**Your task:** Among these entries, how many lines have the string "that" in them? Only the number is needed.

Given data: Begin

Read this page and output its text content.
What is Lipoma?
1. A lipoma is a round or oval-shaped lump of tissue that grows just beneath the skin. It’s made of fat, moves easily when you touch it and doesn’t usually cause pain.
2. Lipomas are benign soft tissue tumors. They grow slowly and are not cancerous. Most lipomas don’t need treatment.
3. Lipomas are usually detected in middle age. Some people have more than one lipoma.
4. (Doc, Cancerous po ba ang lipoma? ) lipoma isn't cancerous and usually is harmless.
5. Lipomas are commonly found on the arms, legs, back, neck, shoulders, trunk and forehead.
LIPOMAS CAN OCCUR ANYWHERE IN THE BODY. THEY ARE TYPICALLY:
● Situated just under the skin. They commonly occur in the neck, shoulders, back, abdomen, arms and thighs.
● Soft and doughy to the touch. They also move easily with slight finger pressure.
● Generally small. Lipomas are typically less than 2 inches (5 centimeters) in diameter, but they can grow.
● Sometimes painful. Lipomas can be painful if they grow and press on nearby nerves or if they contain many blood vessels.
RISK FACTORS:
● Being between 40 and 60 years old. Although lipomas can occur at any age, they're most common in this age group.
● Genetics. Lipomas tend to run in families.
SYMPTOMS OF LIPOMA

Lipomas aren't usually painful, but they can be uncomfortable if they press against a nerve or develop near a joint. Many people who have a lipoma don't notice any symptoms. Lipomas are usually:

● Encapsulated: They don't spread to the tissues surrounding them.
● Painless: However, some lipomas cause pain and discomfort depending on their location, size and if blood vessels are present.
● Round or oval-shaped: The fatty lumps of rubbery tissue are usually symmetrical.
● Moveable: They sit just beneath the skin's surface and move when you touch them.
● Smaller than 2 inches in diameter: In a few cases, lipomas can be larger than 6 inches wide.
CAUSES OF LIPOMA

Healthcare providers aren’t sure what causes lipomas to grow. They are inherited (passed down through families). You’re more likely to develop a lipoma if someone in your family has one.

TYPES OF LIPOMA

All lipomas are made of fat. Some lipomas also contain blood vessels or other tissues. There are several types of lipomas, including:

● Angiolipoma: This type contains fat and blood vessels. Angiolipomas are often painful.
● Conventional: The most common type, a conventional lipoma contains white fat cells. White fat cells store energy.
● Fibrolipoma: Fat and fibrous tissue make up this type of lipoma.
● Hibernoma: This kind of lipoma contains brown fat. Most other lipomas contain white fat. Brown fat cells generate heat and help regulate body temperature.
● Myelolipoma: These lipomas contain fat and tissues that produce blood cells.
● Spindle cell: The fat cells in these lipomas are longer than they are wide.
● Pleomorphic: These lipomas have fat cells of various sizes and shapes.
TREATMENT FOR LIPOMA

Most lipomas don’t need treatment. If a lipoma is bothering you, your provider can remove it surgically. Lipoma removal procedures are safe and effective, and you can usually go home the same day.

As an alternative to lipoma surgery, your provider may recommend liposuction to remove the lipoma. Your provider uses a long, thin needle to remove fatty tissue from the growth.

Given data: End

**Exercise result:** 2